● TO BE DONE
State the number of lines in these records that include the word "here", and add nothing to it.

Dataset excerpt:
▶

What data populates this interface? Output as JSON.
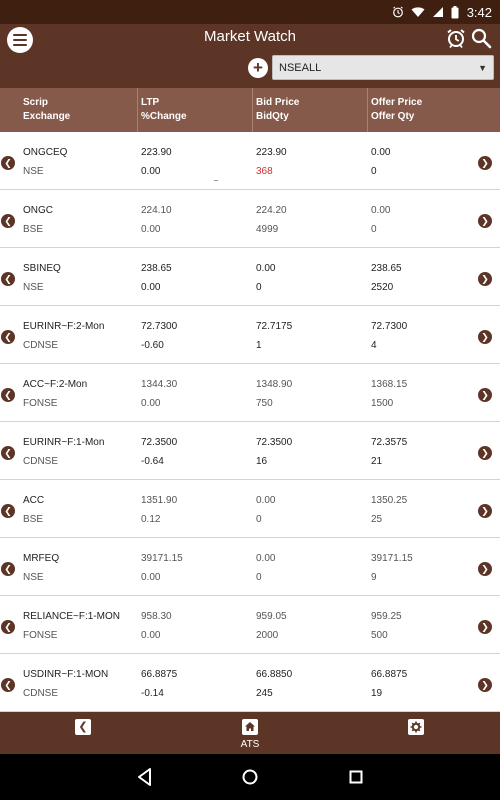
{
  "status_bar": {
    "time": "3:42"
  },
  "header": {
    "title": "Market Watch"
  },
  "watchlist": {
    "selected": "NSEALL"
  },
  "columns": {
    "scrip": [
      "Scrip",
      "Exchange"
    ],
    "ltp": [
      "LTP",
      "%Change"
    ],
    "bid": [
      "Bid Price",
      "BidQty"
    ],
    "offer": [
      "Offer Price",
      "Offer Qty"
    ]
  },
  "rows": [
    {
      "scrip": "ONGCEQ",
      "exchange": "NSE",
      "ltp": "223.90",
      "change": "0.00",
      "bid_price": "223.90",
      "bid_qty": "368",
      "offer_price": "0.00",
      "offer_qty": "0"
    },
    {
      "scrip": "ONGC",
      "exchange": "BSE",
      "ltp": "224.10",
      "change": "0.00",
      "bid_price": "224.20",
      "bid_qty": "4999",
      "offer_price": "0.00",
      "offer_qty": "0"
    },
    {
      "scrip": "SBINEQ",
      "exchange": "NSE",
      "ltp": "238.65",
      "change": "0.00",
      "bid_price": "0.00",
      "bid_qty": "0",
      "offer_price": "238.65",
      "offer_qty": "2520"
    },
    {
      "scrip": "EURINR~F:2-Mon",
      "exchange": "CDNSE",
      "ltp": "72.7300",
      "change": "-0.60",
      "bid_price": "72.7175",
      "bid_qty": "1",
      "offer_price": "72.7300",
      "offer_qty": "4"
    },
    {
      "scrip": "ACC~F:2-Mon",
      "exchange": "FONSE",
      "ltp": "1344.30",
      "change": "0.00",
      "bid_price": "1348.90",
      "bid_qty": "750",
      "offer_price": "1368.15",
      "offer_qty": "1500"
    },
    {
      "scrip": "EURINR~F:1-Mon",
      "exchange": "CDNSE",
      "ltp": "72.3500",
      "change": "-0.64",
      "bid_price": "72.3500",
      "bid_qty": "16",
      "offer_price": "72.3575",
      "offer_qty": "21"
    },
    {
      "scrip": "ACC",
      "exchange": "BSE",
      "ltp": "1351.90",
      "change": "0.12",
      "bid_price": "0.00",
      "bid_qty": "0",
      "offer_price": "1350.25",
      "offer_qty": "25"
    },
    {
      "scrip": "MRFEQ",
      "exchange": "NSE",
      "ltp": "39171.15",
      "change": "0.00",
      "bid_price": "0.00",
      "bid_qty": "0",
      "offer_price": "39171.15",
      "offer_qty": "9"
    },
    {
      "scrip": "RELIANCE~F:1-MON",
      "exchange": "FONSE",
      "ltp": "958.30",
      "change": "0.00",
      "bid_price": "959.05",
      "bid_qty": "2000",
      "offer_price": "959.25",
      "offer_qty": "500"
    },
    {
      "scrip": "USDINR~F:1-MON",
      "exchange": "CDNSE",
      "ltp": "66.8875",
      "change": "-0.14",
      "bid_price": "66.8850",
      "bid_qty": "245",
      "offer_price": "66.8875",
      "offer_qty": "19"
    }
  ],
  "toolbar": {
    "home_label": "ATS"
  },
  "colors": {
    "brand": "#5c3526",
    "header_row": "#865a4b",
    "status": "#3e1f10",
    "highlight_red": "#d32f2f"
  },
  "icons": [
    "menu-icon",
    "alarm-icon",
    "search-icon",
    "add-icon",
    "chevron-left-icon",
    "chevron-right-icon",
    "home-icon",
    "settings-icon",
    "back-icon",
    "circle-home-icon",
    "square-recents-icon"
  ]
}
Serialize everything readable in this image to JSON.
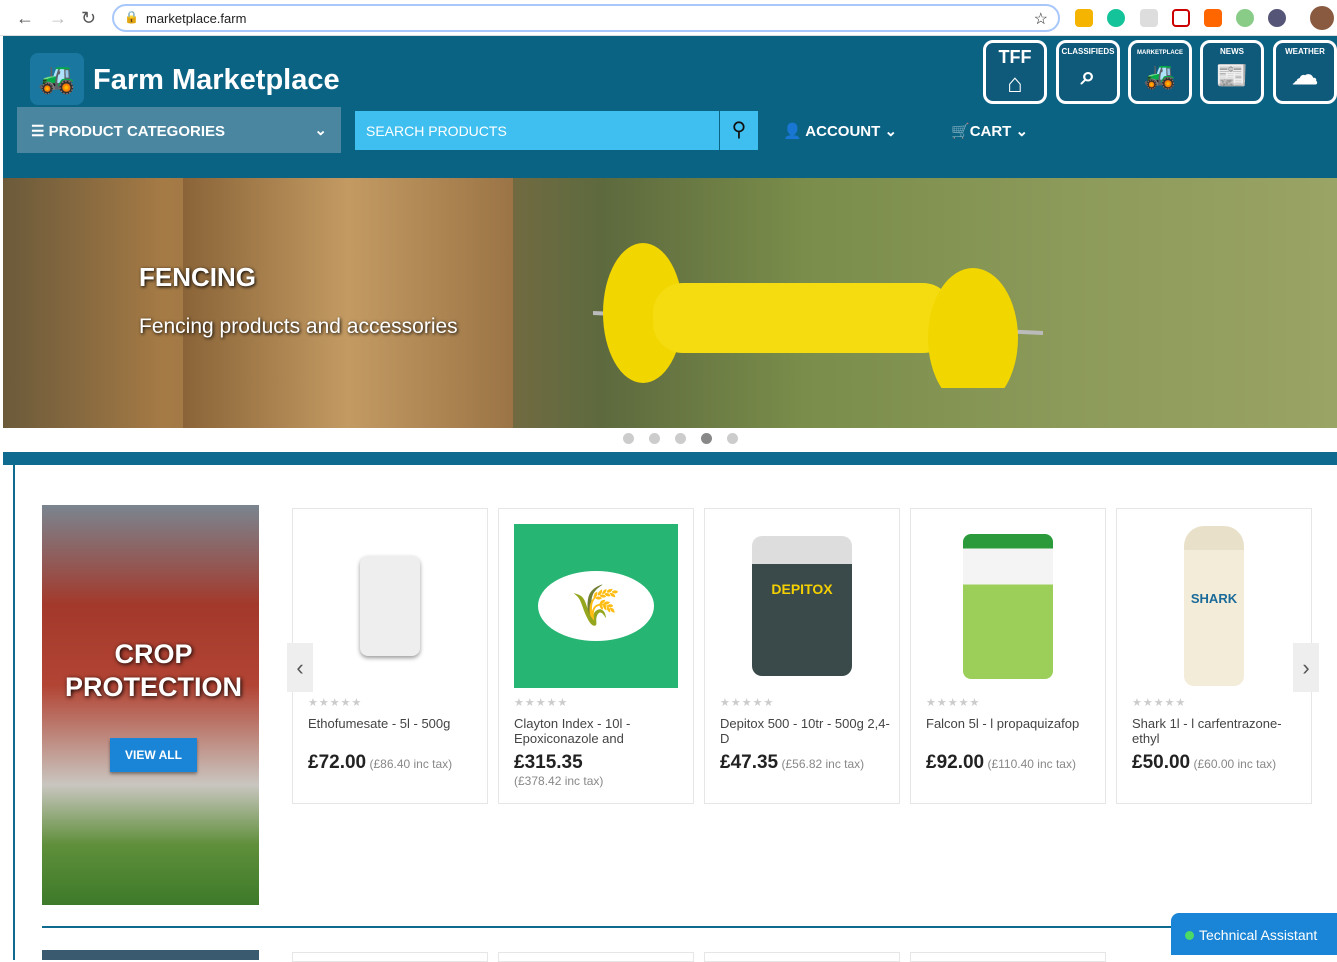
{
  "browser": {
    "url": "marketplace.farm"
  },
  "header": {
    "site_name": "Farm Marketplace",
    "badges": [
      {
        "label": "TFF",
        "icon": "farm-icon"
      },
      {
        "label": "CLASSIFIEDS",
        "icon": "magnifier-icon"
      },
      {
        "label": "MARKETPLACE",
        "icon": "tractor-icon"
      },
      {
        "label": "NEWS",
        "icon": "newspaper-icon"
      },
      {
        "label": "WEATHER",
        "icon": "weather-icon"
      }
    ],
    "categories_label": "PRODUCT CATEGORIES",
    "search_placeholder": "SEARCH PRODUCTS",
    "account_label": "ACCOUNT",
    "cart_label": "CART"
  },
  "hero": {
    "title": "FENCING",
    "subtitle": "Fencing products and accessories",
    "slides": 5,
    "active_slide": 4
  },
  "category_tile": {
    "title": "CROP PROTECTION",
    "button": "VIEW ALL"
  },
  "products": [
    {
      "name": "Ethofumesate - 5l - 500g",
      "price": "£72.00",
      "inc_tax": "(£86.40 inc tax)",
      "rating": 0,
      "image_color": "#ffffff"
    },
    {
      "name": "Clayton Index - 10l - Epoxiconazole and",
      "price": "£315.35",
      "inc_tax": "(£378.42 inc tax)",
      "rating": 0,
      "image_color": "#27b574"
    },
    {
      "name": "Depitox 500 - 10tr - 500g 2,4-D",
      "price": "£47.35",
      "inc_tax": "(£56.82 inc tax)",
      "rating": 0,
      "image_color": "#ffffff"
    },
    {
      "name": "Falcon 5l - l propaquizafop",
      "price": "£92.00",
      "inc_tax": "(£110.40 inc tax)",
      "rating": 0,
      "image_color": "#ffffff"
    },
    {
      "name": "Shark 1l - l carfentrazone-ethyl",
      "price": "£50.00",
      "inc_tax": "(£60.00 inc tax)",
      "rating": 0,
      "image_color": "#ffffff"
    }
  ],
  "assistant": {
    "label": "Technical Assistant"
  },
  "colors": {
    "header": "#0b6384",
    "search": "#3fbfef",
    "button": "#1a85d6"
  }
}
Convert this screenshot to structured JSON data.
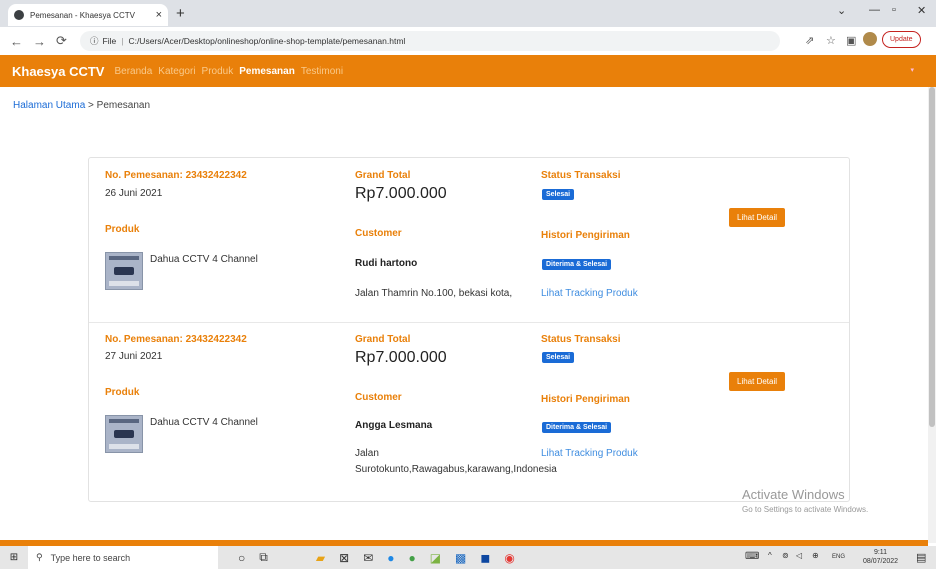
{
  "browser": {
    "tab_title": "Pemesanan - Khaesya CCTV",
    "url_prefix": "File",
    "url": "C:/Users/Acer/Desktop/onlineshop/online-shop-template/pemesanan.html",
    "update_label": "Update"
  },
  "navbar": {
    "brand": "Khaesya CCTV",
    "items": [
      "Beranda",
      "Kategori",
      "Produk",
      "Pemesanan",
      "Testimoni"
    ],
    "active_index": 3
  },
  "breadcrumb": {
    "home": "Halaman Utama",
    "separator": ">",
    "current": "Pemesanan"
  },
  "orders": [
    {
      "order_no": "No. Pemesanan: 23432422342",
      "date": "26 Juni 2021",
      "product_label": "Produk",
      "product_name": "Dahua CCTV 4 Channel",
      "grand_total_label": "Grand Total",
      "grand_total": "Rp7.000.000",
      "customer_label": "Customer",
      "customer_name": "Rudi hartono",
      "customer_address": "Jalan Thamrin No.100, bekasi kota,",
      "status_label": "Status Transaksi",
      "status": "Selesai",
      "history_label": "Histori Pengiriman",
      "history_status": "Diterima & Selesai",
      "tracking_link": "Lihat Tracking Produk",
      "detail_button": "Lihat Detail"
    },
    {
      "order_no": "No. Pemesanan: 23432422342",
      "date": "27 Juni 2021",
      "product_label": "Produk",
      "product_name": "Dahua CCTV 4 Channel",
      "grand_total_label": "Grand Total",
      "grand_total": "Rp7.000.000",
      "customer_label": "Customer",
      "customer_name": "Angga Lesmana",
      "customer_address_line1": "Jalan",
      "customer_address_line2": "Surotokunto,Rawagabus,karawang,Indonesia",
      "status_label": "Status Transaksi",
      "status": "Selesai",
      "history_label": "Histori Pengiriman",
      "history_status": "Diterima & Selesai",
      "tracking_link": "Lihat Tracking Produk",
      "detail_button": "Lihat Detail"
    }
  ],
  "watermark": {
    "line1": "Activate Windows",
    "line2": "Go to Settings to activate Windows."
  },
  "taskbar": {
    "search_placeholder": "Type here to search",
    "lang": "ENG",
    "time": "9:11",
    "date": "08/07/2022"
  },
  "colors": {
    "brand_orange": "#e9800a",
    "badge_blue": "#1a6bd6",
    "link_blue": "#3f8de0"
  }
}
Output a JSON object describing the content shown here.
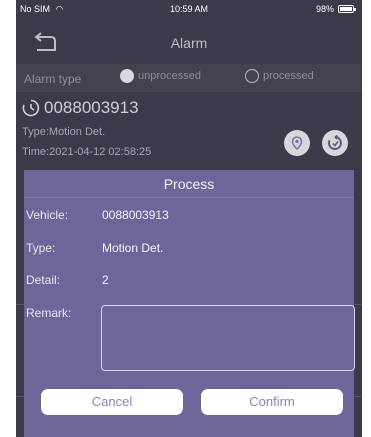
{
  "status_bar": {
    "carrier": "No SIM",
    "time": "10:59 AM",
    "battery": "98%"
  },
  "nav": {
    "title": "Alarm",
    "back_icon": "back-arrow-icon"
  },
  "filter": {
    "label": "Alarm type",
    "options": [
      {
        "label": "unprocessed",
        "checked": true
      },
      {
        "label": "processed",
        "checked": false
      }
    ]
  },
  "alarm": {
    "id": "0088003913",
    "type_line": "Type:Motion Det.",
    "time_line": "Time:2021-04-12 02:58:25"
  },
  "dialog": {
    "title": "Process",
    "vehicle_label": "Vehicle:",
    "vehicle_value": "0088003913",
    "type_label": "Type:",
    "type_value": "Motion Det.",
    "detail_label": "Detail:",
    "detail_value": "2",
    "remark_label": "Remark:",
    "remark_value": "",
    "cancel_label": "Cancel",
    "confirm_label": "Confirm"
  },
  "colors": {
    "background": "#3a3a48",
    "dialog": "#6e6699",
    "button": "#ffffff",
    "button_text": "#8a83b8"
  }
}
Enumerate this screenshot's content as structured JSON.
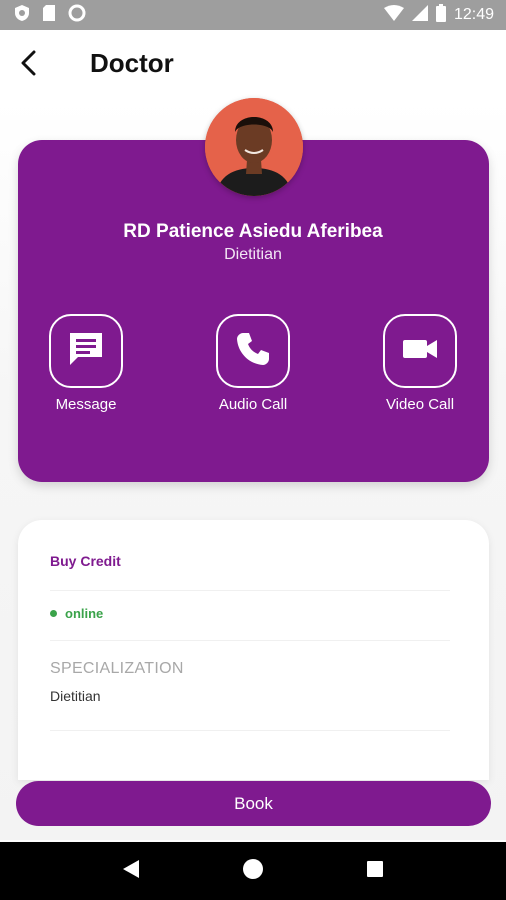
{
  "status_bar": {
    "time": "12:49",
    "icons_left": [
      "shield-icon",
      "sd-card-icon",
      "circle-icon"
    ],
    "icons_right": [
      "wifi-icon",
      "signal-icon",
      "battery-icon"
    ]
  },
  "header": {
    "title": "Doctor",
    "back_icon": "back-arrow-icon"
  },
  "profile": {
    "name": "RD Patience Asiedu Aferibea",
    "role": "Dietitian",
    "actions": [
      {
        "label": "Message",
        "icon": "message-icon"
      },
      {
        "label": "Audio Call",
        "icon": "phone-icon"
      },
      {
        "label": "Video Call",
        "icon": "video-camera-icon"
      }
    ]
  },
  "info": {
    "buy_credit": "Buy Credit",
    "status": "online",
    "specialization_label": "SPECIALIZATION",
    "specialization_value": "Dietitian"
  },
  "book_button": "Book",
  "colors": {
    "brand_purple": "#7f1a8f",
    "online_green": "#3aa34a",
    "status_bar": "#9e9e9e"
  }
}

◀

● RESPONSE TO THIS TASK
2